[TASK DIRECTIONS]
Please retype the records below exactly, leaving out any pictures.
** start DATA SHOWN **
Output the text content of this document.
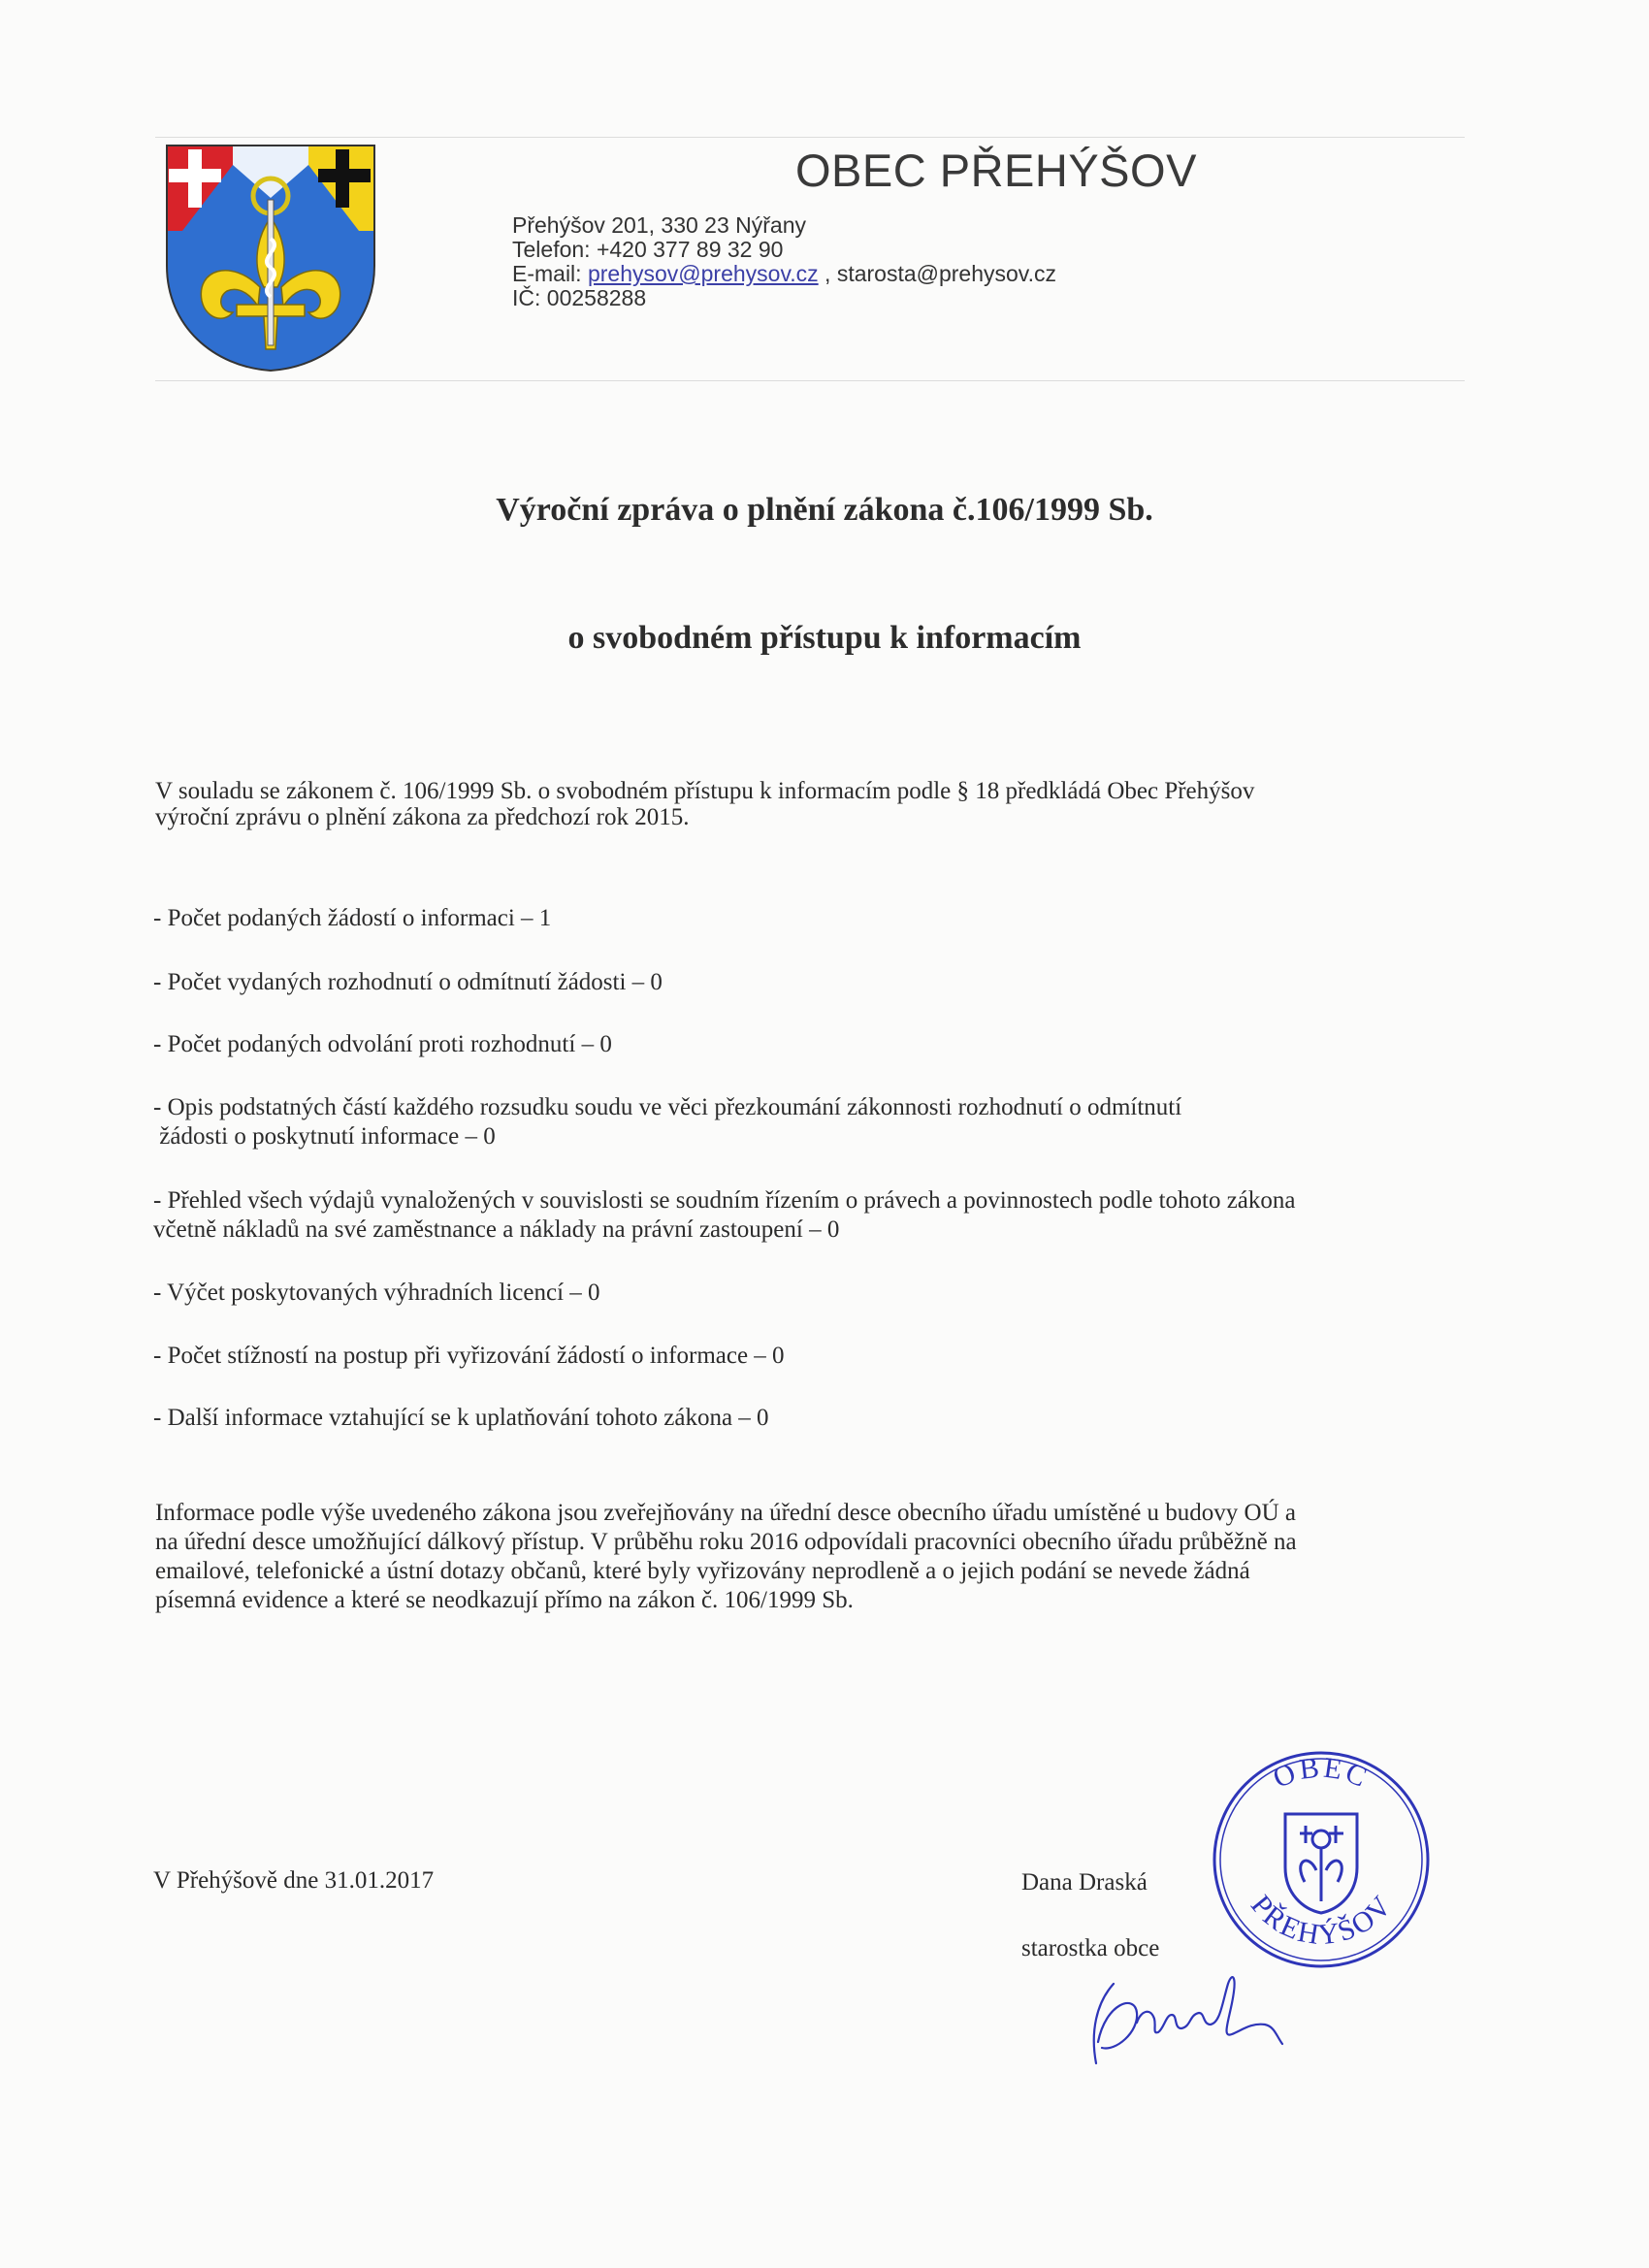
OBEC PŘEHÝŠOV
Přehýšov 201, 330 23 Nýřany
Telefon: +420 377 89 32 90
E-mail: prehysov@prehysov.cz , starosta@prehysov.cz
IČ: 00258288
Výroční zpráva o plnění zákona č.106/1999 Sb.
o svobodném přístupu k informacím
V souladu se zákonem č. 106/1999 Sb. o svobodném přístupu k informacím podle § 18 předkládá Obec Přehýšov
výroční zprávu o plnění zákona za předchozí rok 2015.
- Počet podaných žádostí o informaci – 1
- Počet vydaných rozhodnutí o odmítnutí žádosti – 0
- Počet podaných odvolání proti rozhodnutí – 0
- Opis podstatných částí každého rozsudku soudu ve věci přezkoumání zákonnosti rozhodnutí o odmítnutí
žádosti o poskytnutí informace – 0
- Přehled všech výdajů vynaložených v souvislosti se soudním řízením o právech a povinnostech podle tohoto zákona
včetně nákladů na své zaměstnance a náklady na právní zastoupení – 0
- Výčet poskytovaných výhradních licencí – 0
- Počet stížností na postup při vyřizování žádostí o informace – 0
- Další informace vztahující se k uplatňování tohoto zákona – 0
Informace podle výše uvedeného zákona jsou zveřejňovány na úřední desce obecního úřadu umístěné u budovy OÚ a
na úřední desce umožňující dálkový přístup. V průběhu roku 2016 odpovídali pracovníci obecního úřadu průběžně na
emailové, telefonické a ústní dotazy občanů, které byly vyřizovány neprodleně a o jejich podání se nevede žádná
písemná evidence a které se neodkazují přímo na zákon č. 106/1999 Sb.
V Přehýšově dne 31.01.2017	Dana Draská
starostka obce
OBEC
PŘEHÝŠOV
** end DATA SHOWN **
[REPLY TO THE TASK]
Output the text content of this document.
OBEC PŘEHÝŠOV
Přehýšov 201, 330 23 Nýřany
Telefon: +420 377 89 32 90
E-mail: prehysov@prehysov.cz , starosta@prehysov.cz
IČ: 00258288
Výroční zpráva o plnění zákona č.106/1999 Sb.
o svobodném přístupu k informacím
V souladu se zákonem č. 106/1999 Sb. o svobodném přístupu k informacím podle § 18 předkládá Obec Přehýšov
výroční zprávu o plnění zákona za předchozí rok 2015.
- Počet podaných žádostí o informaci – 1
- Počet vydaných rozhodnutí o odmítnutí žádosti – 0
- Počet podaných odvolání proti rozhodnutí – 0
- Opis podstatných částí každého rozsudku soudu ve věci přezkoumání zákonnosti rozhodnutí o odmítnutí
žádosti o poskytnutí informace – 0
- Přehled všech výdajů vynaložených v souvislosti se soudním řízením o právech a povinnostech podle tohoto zákona
včetně nákladů na své zaměstnance a náklady na právní zastoupení – 0
- Výčet poskytovaných výhradních licencí – 0
- Počet stížností na postup při vyřizování žádostí o informace – 0
- Další informace vztahující se k uplatňování tohoto zákona – 0
Informace podle výše uvedeného zákona jsou zveřejňovány na úřední desce obecního úřadu umístěné u budovy OÚ a
na úřední desce umožňující dálkový přístup. V průběhu roku 2016 odpovídali pracovníci obecního úřadu průběžně na
emailové, telefonické a ústní dotazy občanů, které byly vyřizovány neprodleně a o jejich podání se nevede žádná
písemná evidence a které se neodkazují přímo na zákon č. 106/1999 Sb.
V Přehýšově dne 31.01.2017	Dana Draská
starostka obce
OBEC
PŘEHÝŠOV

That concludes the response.